◆ Written task: Find the lines holding "height" and copy them.

◆ Material for this exercise:

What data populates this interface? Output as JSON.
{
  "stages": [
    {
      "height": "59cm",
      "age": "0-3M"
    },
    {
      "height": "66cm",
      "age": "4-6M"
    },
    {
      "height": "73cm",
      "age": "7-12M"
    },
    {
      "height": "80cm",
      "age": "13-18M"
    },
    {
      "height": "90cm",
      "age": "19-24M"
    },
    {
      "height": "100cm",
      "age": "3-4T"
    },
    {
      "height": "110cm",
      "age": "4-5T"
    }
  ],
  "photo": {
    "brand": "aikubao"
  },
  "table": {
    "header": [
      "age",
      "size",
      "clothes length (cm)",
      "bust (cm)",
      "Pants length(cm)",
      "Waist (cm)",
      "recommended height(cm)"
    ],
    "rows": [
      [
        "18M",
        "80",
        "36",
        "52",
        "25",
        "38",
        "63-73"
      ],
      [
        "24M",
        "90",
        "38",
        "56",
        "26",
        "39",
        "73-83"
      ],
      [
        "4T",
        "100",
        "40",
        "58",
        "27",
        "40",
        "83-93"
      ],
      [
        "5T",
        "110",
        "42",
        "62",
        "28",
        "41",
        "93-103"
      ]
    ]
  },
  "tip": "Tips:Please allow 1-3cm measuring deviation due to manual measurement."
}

◆ Expected answer:
      "height": "59cm",
      "height": "66cm",
      "height": "73cm",
      "height": "80cm",
      "height": "90cm",
      "height": "100cm",
      "height": "110cm",
      "recommended height(cm)"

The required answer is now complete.